▶ GIVEN PROBLEM
Scan the records and identify every line in which the string "включать" occurs, then return those lines.

===

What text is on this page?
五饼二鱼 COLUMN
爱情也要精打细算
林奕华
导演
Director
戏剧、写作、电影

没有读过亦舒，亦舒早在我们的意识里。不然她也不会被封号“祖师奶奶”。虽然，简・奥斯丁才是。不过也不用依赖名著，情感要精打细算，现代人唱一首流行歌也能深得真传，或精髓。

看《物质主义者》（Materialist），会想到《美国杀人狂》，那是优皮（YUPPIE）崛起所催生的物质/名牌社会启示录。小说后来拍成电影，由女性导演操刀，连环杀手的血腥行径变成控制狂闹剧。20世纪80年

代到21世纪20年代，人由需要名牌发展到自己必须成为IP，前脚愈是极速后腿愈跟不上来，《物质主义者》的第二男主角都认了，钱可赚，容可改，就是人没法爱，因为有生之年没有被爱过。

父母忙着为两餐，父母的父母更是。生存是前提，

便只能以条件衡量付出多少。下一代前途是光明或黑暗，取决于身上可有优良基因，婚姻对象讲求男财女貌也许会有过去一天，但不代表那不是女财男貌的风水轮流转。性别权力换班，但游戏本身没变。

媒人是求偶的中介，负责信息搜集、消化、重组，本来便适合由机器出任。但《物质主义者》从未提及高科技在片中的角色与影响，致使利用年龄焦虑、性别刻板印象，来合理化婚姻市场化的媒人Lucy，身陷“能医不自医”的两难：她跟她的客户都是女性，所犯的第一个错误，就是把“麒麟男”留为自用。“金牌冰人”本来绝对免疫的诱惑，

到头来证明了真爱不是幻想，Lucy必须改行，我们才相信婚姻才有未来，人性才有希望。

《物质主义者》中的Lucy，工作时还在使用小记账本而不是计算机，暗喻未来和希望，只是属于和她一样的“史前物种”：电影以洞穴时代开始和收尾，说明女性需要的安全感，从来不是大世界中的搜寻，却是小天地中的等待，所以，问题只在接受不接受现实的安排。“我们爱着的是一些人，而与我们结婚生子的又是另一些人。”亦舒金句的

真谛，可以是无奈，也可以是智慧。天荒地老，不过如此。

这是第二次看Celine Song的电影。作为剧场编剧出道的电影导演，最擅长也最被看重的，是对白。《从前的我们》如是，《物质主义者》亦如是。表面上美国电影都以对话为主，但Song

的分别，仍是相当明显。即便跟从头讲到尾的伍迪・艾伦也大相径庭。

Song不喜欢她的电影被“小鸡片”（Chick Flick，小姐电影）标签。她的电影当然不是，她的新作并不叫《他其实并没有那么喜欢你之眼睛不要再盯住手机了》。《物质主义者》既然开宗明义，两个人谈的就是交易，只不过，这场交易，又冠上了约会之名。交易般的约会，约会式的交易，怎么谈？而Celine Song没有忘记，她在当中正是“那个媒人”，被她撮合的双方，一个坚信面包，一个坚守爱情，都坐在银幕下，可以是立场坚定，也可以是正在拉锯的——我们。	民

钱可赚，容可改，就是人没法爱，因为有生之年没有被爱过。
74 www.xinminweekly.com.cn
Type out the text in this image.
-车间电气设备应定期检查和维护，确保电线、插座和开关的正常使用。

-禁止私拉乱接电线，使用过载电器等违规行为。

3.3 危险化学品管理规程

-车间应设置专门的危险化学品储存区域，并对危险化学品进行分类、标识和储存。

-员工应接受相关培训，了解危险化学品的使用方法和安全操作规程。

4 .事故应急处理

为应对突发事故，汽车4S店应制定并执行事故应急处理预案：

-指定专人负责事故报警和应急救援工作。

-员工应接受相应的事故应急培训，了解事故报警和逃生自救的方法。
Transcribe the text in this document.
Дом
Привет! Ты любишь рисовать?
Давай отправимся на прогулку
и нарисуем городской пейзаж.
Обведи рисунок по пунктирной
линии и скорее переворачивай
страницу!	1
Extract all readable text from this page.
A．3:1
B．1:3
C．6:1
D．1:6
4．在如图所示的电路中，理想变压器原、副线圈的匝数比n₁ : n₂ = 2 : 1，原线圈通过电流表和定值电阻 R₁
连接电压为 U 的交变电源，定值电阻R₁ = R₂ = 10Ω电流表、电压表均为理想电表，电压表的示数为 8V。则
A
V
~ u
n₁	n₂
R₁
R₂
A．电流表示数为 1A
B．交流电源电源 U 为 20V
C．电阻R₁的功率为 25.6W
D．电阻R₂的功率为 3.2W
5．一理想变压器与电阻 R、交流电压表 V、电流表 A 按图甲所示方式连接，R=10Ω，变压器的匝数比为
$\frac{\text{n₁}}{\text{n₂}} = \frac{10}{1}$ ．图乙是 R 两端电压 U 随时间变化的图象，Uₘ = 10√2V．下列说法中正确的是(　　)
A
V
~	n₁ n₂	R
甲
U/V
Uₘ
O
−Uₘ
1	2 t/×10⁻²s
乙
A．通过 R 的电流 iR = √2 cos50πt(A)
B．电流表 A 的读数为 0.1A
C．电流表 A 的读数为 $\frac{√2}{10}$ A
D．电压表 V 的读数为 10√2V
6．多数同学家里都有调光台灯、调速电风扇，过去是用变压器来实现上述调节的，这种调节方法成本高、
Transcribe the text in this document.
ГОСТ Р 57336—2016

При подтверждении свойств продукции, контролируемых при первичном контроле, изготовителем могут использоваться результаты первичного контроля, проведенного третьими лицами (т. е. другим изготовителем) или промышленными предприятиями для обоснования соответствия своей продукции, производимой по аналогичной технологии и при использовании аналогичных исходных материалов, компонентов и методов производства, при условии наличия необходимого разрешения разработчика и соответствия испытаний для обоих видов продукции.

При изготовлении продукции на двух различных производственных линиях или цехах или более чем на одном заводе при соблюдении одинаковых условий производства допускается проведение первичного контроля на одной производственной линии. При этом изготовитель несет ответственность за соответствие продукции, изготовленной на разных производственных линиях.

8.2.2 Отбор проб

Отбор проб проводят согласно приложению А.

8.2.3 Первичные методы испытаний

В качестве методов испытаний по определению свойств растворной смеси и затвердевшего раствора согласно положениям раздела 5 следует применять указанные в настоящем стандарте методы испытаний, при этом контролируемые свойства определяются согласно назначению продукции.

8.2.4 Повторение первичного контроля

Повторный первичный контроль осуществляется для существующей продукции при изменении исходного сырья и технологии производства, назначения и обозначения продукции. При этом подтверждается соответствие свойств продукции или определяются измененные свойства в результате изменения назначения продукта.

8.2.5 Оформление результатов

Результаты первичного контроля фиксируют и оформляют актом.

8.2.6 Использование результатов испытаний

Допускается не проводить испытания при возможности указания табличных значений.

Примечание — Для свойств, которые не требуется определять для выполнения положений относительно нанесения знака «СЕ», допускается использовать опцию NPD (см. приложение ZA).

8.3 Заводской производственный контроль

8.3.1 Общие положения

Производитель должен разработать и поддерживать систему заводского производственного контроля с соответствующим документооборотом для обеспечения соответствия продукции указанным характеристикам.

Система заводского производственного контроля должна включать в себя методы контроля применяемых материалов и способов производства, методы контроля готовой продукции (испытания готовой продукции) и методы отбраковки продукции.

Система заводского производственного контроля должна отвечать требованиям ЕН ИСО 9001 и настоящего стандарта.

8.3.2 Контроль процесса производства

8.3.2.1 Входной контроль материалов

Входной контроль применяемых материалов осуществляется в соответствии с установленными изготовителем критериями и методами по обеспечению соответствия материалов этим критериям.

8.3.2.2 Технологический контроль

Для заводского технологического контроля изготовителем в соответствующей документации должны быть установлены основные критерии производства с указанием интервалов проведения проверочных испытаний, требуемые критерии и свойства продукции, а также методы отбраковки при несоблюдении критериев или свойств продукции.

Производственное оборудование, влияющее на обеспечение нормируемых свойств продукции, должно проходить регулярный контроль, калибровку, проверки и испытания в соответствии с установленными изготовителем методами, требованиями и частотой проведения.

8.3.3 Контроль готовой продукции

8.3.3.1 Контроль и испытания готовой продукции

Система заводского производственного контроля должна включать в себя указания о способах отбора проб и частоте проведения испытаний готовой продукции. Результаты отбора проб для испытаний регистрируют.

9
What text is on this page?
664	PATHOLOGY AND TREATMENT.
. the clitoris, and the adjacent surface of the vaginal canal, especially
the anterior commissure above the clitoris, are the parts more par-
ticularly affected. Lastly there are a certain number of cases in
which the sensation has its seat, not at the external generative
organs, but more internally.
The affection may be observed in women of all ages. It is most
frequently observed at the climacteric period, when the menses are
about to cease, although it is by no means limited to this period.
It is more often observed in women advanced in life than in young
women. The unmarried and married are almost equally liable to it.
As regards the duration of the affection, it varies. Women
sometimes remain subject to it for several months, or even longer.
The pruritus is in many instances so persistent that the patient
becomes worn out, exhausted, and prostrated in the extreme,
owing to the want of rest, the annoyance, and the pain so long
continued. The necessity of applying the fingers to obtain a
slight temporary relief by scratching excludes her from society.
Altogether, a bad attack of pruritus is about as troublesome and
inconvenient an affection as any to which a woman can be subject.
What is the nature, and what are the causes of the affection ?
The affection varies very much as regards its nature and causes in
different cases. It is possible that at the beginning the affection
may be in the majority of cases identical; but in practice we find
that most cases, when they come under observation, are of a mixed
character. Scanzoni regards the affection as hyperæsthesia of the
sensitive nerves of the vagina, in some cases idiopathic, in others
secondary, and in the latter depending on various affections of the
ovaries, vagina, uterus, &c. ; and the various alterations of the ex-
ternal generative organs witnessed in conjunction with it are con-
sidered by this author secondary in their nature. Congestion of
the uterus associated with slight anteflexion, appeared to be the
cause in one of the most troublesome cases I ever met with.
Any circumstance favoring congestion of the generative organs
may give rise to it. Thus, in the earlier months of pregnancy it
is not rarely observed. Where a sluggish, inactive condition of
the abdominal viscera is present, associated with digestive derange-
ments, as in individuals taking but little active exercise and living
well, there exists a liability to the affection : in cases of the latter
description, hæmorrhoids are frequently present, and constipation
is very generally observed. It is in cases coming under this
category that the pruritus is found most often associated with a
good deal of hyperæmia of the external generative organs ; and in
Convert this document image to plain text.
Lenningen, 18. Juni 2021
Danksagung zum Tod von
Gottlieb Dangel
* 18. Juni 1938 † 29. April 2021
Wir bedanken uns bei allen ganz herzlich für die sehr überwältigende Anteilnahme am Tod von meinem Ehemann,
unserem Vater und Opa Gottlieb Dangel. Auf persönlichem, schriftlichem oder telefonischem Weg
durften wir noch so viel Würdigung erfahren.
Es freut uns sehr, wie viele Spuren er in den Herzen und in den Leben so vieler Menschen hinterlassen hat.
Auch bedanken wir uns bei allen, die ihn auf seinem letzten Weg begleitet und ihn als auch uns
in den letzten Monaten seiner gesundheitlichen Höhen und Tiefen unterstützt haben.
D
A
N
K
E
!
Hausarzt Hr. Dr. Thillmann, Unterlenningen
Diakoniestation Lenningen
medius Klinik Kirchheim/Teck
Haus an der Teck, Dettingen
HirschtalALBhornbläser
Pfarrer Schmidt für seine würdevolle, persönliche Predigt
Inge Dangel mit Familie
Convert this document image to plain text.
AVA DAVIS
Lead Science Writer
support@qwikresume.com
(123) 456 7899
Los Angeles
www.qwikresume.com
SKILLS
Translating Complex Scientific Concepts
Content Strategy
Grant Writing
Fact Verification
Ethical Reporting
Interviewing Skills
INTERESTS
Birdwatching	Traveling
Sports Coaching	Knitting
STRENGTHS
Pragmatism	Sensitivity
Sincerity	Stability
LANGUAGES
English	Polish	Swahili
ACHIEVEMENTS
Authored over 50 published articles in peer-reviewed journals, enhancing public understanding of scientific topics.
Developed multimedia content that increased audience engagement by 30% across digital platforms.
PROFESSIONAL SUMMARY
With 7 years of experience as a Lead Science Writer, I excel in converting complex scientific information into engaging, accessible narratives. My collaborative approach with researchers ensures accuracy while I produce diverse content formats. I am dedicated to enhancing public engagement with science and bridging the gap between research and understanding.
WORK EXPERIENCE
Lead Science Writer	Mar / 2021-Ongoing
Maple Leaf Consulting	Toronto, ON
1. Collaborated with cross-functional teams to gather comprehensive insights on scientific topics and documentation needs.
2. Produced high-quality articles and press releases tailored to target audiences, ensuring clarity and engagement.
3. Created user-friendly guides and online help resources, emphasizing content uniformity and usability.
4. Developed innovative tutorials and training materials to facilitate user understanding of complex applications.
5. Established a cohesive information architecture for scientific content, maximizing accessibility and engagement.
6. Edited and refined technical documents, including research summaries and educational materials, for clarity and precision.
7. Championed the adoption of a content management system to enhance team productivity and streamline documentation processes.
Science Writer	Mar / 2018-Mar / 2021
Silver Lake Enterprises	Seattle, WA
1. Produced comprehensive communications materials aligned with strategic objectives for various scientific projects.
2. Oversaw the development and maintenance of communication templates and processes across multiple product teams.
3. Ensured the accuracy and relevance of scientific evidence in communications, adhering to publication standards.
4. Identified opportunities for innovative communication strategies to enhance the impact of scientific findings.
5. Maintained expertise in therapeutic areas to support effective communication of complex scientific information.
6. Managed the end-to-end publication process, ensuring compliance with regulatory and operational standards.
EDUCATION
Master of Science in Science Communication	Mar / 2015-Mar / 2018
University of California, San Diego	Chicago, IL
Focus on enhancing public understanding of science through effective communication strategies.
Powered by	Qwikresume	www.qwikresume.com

===

▶ FINAL RESULT
Система заводского производственного контроля должна включать в себя методы контроля применяемых материалов и способов производства, методы контроля готовой продукции (испытания готовой продукции) и методы отбраковки продукции.
Система заводского производственного контроля должна включать в себя указания о способах отбора проб и частоте проведения испытаний готовой продукции. Результаты отбора проб для испытаний регистрируют.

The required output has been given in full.